- _EXERCISE_: Within this material, how many lines have the string "JSON" in them? The answer is a number, with nothing added.

begin DATA SECTION

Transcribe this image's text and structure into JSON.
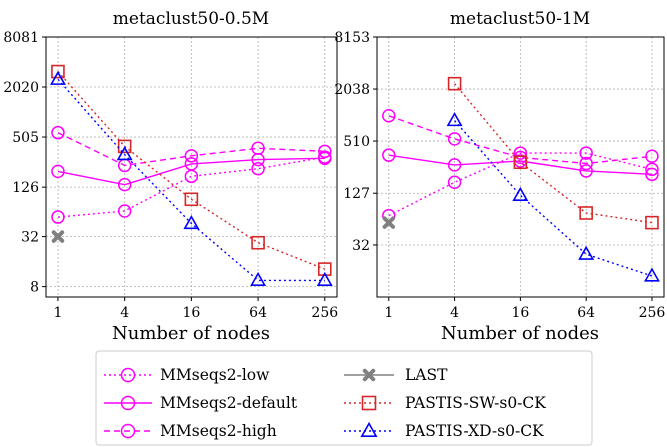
{
  "chart_data": [
    {
      "type": "line",
      "title": "metaclust50-0.5M",
      "xlabel": "Number of nodes",
      "ylabel": "",
      "x": [
        1,
        4,
        16,
        64,
        256
      ],
      "x_scale": "log2",
      "y_scale": "log",
      "xlim": [
        0.78,
        330
      ],
      "ylim": [
        6,
        8081
      ],
      "yticks": [
        8,
        32,
        126,
        505,
        2020,
        8081
      ],
      "xticks": [
        1,
        4,
        16,
        64,
        256
      ],
      "grid": true,
      "series": [
        {
          "name": "MMseqs2-low",
          "values": [
            55,
            65,
            170,
            210,
            290
          ]
        },
        {
          "name": "MMseqs2-default",
          "values": [
            195,
            135,
            240,
            270,
            280
          ]
        },
        {
          "name": "MMseqs2-high",
          "values": [
            570,
            230,
            300,
            370,
            340
          ]
        },
        {
          "name": "LAST",
          "values": [
            32,
            null,
            null,
            null,
            null
          ]
        },
        {
          "name": "PASTIS-SW-s0-CK",
          "values": [
            3100,
            390,
            90,
            27,
            13
          ]
        },
        {
          "name": "PASTIS-XD-s0-CK",
          "values": [
            2500,
            310,
            46,
            9.5,
            9.5
          ]
        }
      ]
    },
    {
      "type": "line",
      "title": "metaclust50-1M",
      "xlabel": "Number of nodes",
      "ylabel": "",
      "x": [
        1,
        4,
        16,
        64,
        256
      ],
      "x_scale": "log2",
      "y_scale": "log",
      "xlim": [
        0.78,
        330
      ],
      "ylim": [
        8,
        8153
      ],
      "yticks": [
        32,
        127,
        510,
        2038,
        8153
      ],
      "xticks": [
        1,
        4,
        16,
        64,
        256
      ],
      "grid": true,
      "series": [
        {
          "name": "MMseqs2-low",
          "values": [
            70,
            170,
            370,
            370,
            240
          ]
        },
        {
          "name": "MMseqs2-default",
          "values": [
            350,
            270,
            300,
            230,
            210
          ]
        },
        {
          "name": "MMseqs2-high",
          "values": [
            1000,
            540,
            330,
            280,
            340
          ]
        },
        {
          "name": "LAST",
          "values": [
            58,
            null,
            null,
            null,
            null
          ]
        },
        {
          "name": "PASTIS-SW-s0-CK",
          "values": [
            null,
            2350,
            290,
            75,
            58
          ]
        },
        {
          "name": "PASTIS-XD-s0-CK",
          "values": [
            null,
            880,
            120,
            25,
            14
          ]
        }
      ]
    }
  ],
  "legend": {
    "placement": "bottom",
    "entries": [
      {
        "name": "MMseqs2-low",
        "color": "#ff00ff",
        "dash": "dot",
        "marker": "circle"
      },
      {
        "name": "LAST",
        "color": "#808080",
        "dash": "solid",
        "marker": "x"
      },
      {
        "name": "MMseqs2-default",
        "color": "#ff00ff",
        "dash": "solid",
        "marker": "circle"
      },
      {
        "name": "PASTIS-SW-s0-CK",
        "color": "#d62728",
        "dash": "dot",
        "marker": "square"
      },
      {
        "name": "MMseqs2-high",
        "color": "#ff00ff",
        "dash": "dash",
        "marker": "circle"
      },
      {
        "name": "PASTIS-XD-s0-CK",
        "color": "#0000ff",
        "dash": "dot",
        "marker": "triangle"
      }
    ]
  }
}
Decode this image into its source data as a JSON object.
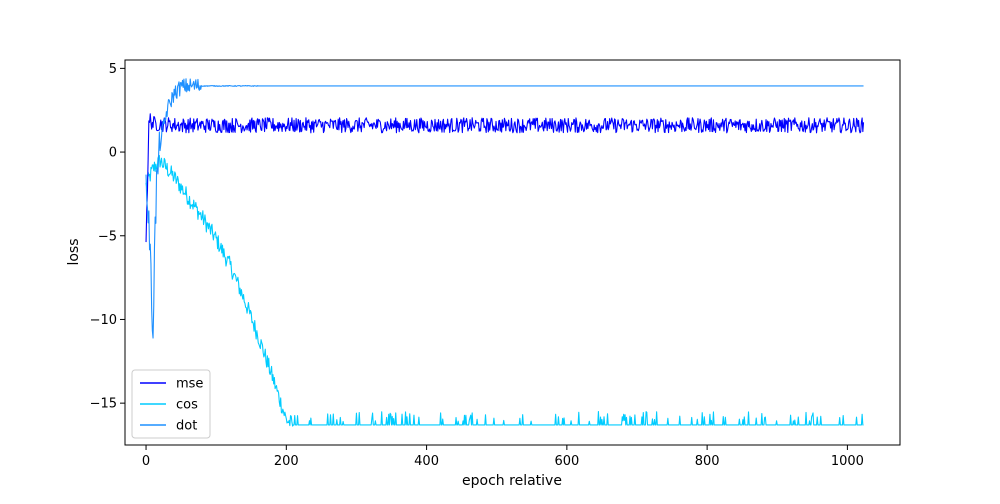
{
  "chart_data": {
    "type": "line",
    "title": "",
    "xlabel": "epoch relative",
    "ylabel": "loss",
    "xlim": [
      -30,
      1075
    ],
    "ylim": [
      -17.5,
      5.5
    ],
    "xticks": [
      0,
      200,
      400,
      600,
      800,
      1000
    ],
    "yticks": [
      5,
      0,
      -5,
      -10,
      -15
    ],
    "xtick_labels": [
      "0",
      "200",
      "400",
      "600",
      "800",
      "1000"
    ],
    "ytick_labels": [
      "5",
      "0",
      "−5",
      "−10",
      "−15"
    ],
    "grid": false,
    "legend_position": "lower-left",
    "series": [
      {
        "name": "mse",
        "color": "#0000ff",
        "description": "fast rise from ~-5 at epoch 0 to ~1.6 by epoch ~5, then noisy plateau",
        "x": [
          0,
          2,
          4,
          6,
          8,
          10,
          50,
          200,
          400,
          600,
          800,
          1023
        ],
        "values": [
          -5.0,
          -2.0,
          1.5,
          2.0,
          1.8,
          1.7,
          1.6,
          1.6,
          1.6,
          1.6,
          1.6,
          1.6
        ],
        "noise": 0.45
      },
      {
        "name": "cos",
        "color": "#00ccff",
        "description": "rises to ~-0.3 by epoch ~20, decays to ~-16 by epoch ~210, then flat with occasional spikes",
        "x": [
          0,
          5,
          10,
          20,
          40,
          60,
          80,
          100,
          120,
          140,
          160,
          180,
          200,
          210,
          400,
          600,
          800,
          1023
        ],
        "values": [
          -2.0,
          -1.5,
          -1.0,
          -0.5,
          -1.5,
          -2.7,
          -3.9,
          -5.2,
          -6.8,
          -8.8,
          -11.0,
          -13.4,
          -16.0,
          -16.3,
          -16.3,
          -16.3,
          -16.3,
          -16.3
        ],
        "noise": 0.5
      },
      {
        "name": "dot",
        "color": "#1e90ff",
        "description": "big early dip to ~-10.5 at epoch ~10, then rises to ~3.9 by epoch ~70 and stays flat",
        "x": [
          0,
          5,
          8,
          10,
          12,
          15,
          20,
          30,
          40,
          50,
          60,
          80,
          100,
          130,
          160,
          1023
        ],
        "values": [
          -1.5,
          -5.0,
          -9.0,
          -10.5,
          -6.0,
          -2.0,
          0.5,
          2.5,
          3.5,
          3.9,
          3.95,
          3.95,
          3.95,
          3.95,
          3.95,
          3.95
        ],
        "noise": 0.4
      }
    ]
  }
}
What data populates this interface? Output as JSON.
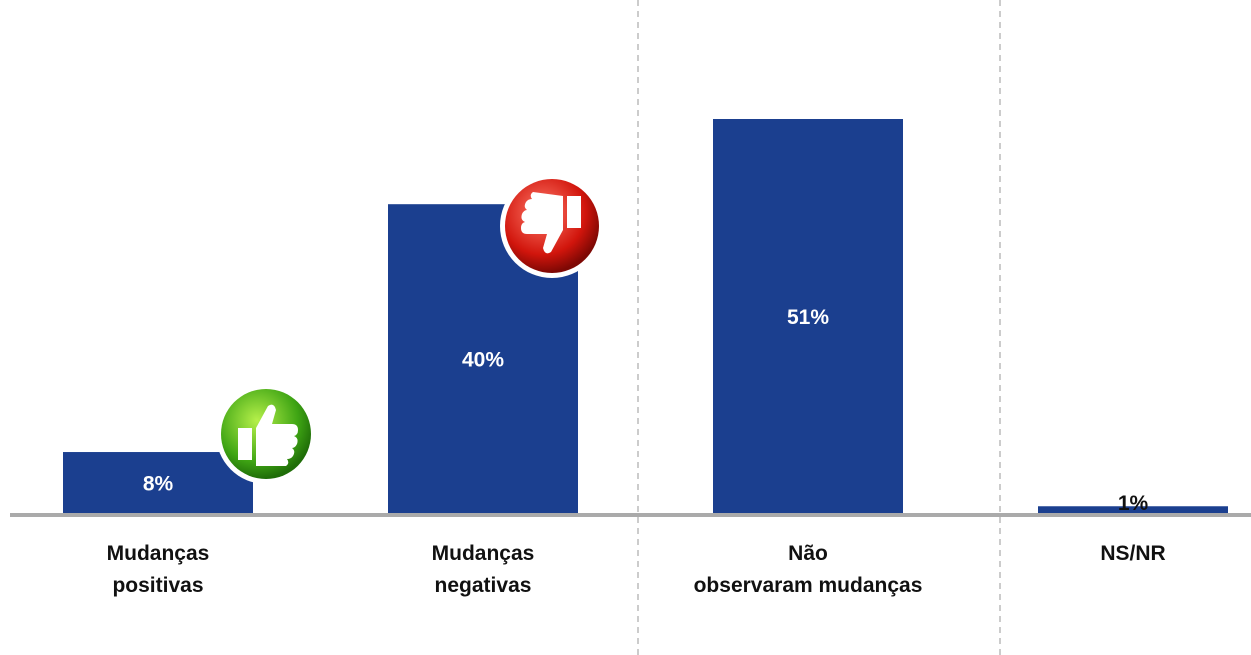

end DATA SECTION

- _TASK SOLUTION_: 3